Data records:
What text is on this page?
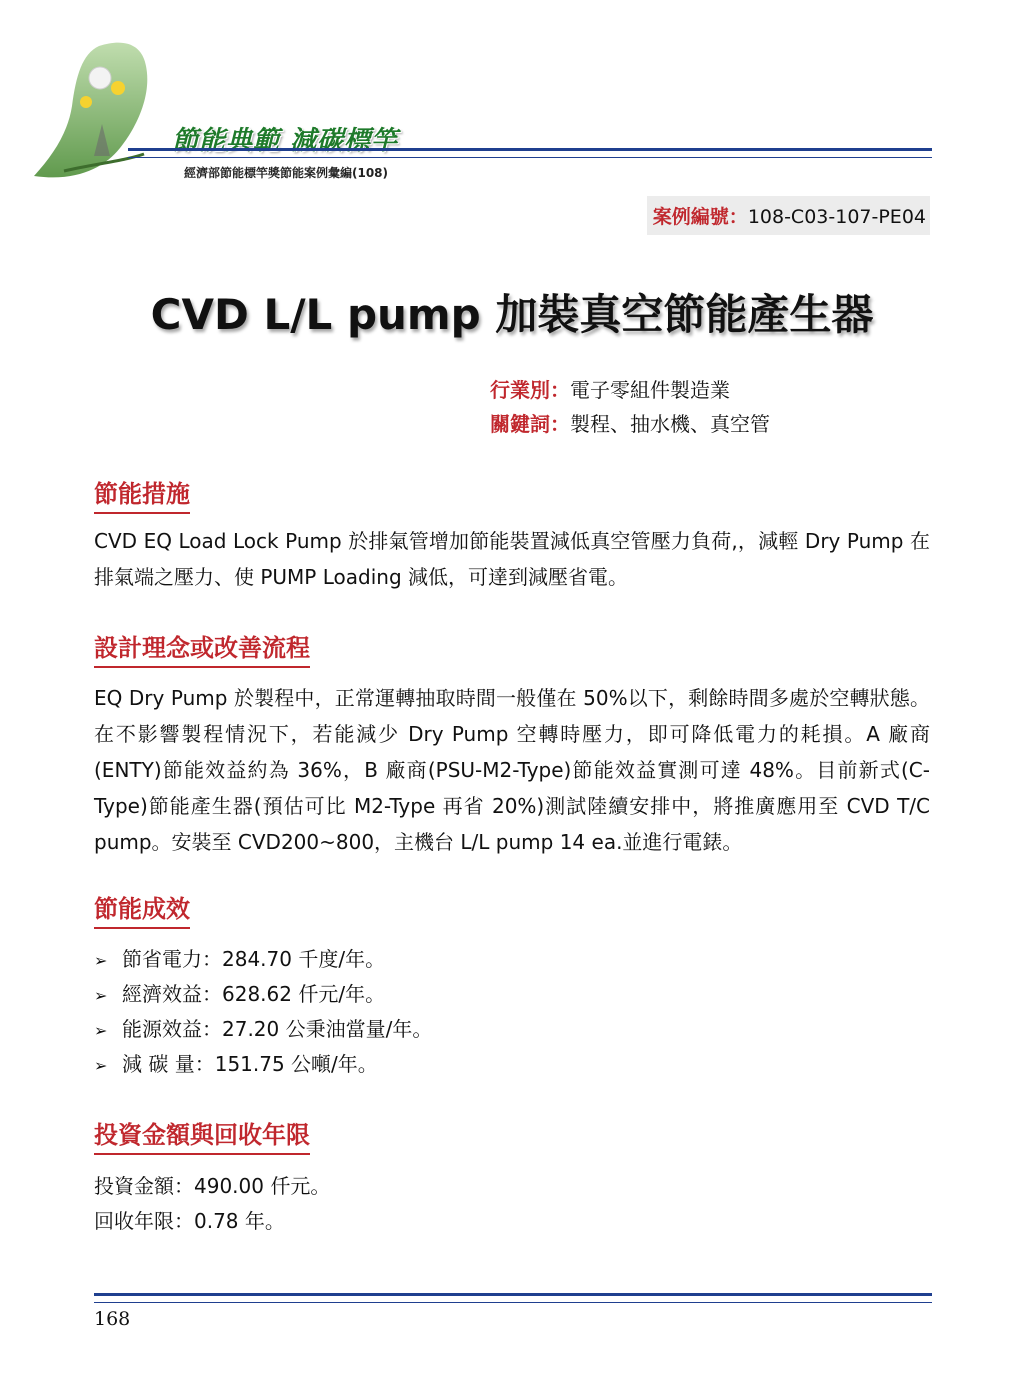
節能典範 減碳標竿
經濟部節能標竿獎節能案例彙編(108)
案例編號：108-C03-107-PE04
CVD L/L pump 加裝真空節能產生器
行業別：電子零組件製造業
關鍵詞：製程、抽水機、真空管
節能措施
CVD EQ Load Lock Pump 於排氣管增加節能裝置減低真空管壓力負荷,，減輕 Dry Pump 在排氣端之壓力、使 PUMP Loading 減低，可達到減壓省電。
設計理念或改善流程
EQ Dry Pump 於製程中，正常運轉抽取時間一般僅在 50%以下，剩餘時間多處於空轉狀態。在不影響製程情況下，若能減少 Dry Pump 空轉時壓力，即可降低電力的耗損。A 廠商(ENTY)節能效益約為 36%，B 廠商(PSU-M2-Type)節能效益實測可達 48%。目前新式(C-Type)節能產生器(預估可比 M2-Type 再省 20%)測試陸續安排中，將推廣應用至 CVD T/C pump。安裝至 CVD200~800，主機台 L/L pump 14 ea.並進行電錶。
節能成效
➢ 節省電力：284.70 千度/年。
➢ 經濟效益：628.62 仟元/年。
➢ 能源效益：27.20 公秉油當量/年。
➢ 減 碳 量：151.75 公噸/年。
投資金額與回收年限
投資金額：490.00 仟元。
回收年限：0.78 年。
168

### WHAT NEEDS TO BE DONE
Transcribe every line from the records above without alteration, and leave out the images.

### EXERCISE RESPONSE
What text is on this page?
節能典範 減碳標竿
經濟部節能標竿獎節能案例彙編(108)
案例編號：108-C03-107-PE04
CVD L/L pump 加裝真空節能產生器
行業別：電子零組件製造業
關鍵詞：製程、抽水機、真空管
節能措施
CVD EQ Load Lock Pump 於排氣管增加節能裝置減低真空管壓力負荷,，減輕 Dry Pump 在排氣端之壓力、使 PUMP Loading 減低，可達到減壓省電。
設計理念或改善流程
EQ Dry Pump 於製程中，正常運轉抽取時間一般僅在 50%以下，剩餘時間多處於空轉狀態。在不影響製程情況下，若能減少 Dry Pump 空轉時壓力，即可降低電力的耗損。A 廠商(ENTY)節能效益約為 36%，B 廠商(PSU-M2-Type)節能效益實測可達 48%。目前新式(C-Type)節能產生器(預估可比 M2-Type 再省 20%)測試陸續安排中，將推廣應用至 CVD T/C pump。安裝至 CVD200~800，主機台 L/L pump 14 ea.並進行電錶。
節能成效
➢ 節省電力：284.70 千度/年。
➢ 經濟效益：628.62 仟元/年。
➢ 能源效益：27.20 公秉油當量/年。
➢ 減 碳 量：151.75 公噸/年。
投資金額與回收年限
投資金額：490.00 仟元。
回收年限：0.78 年。
168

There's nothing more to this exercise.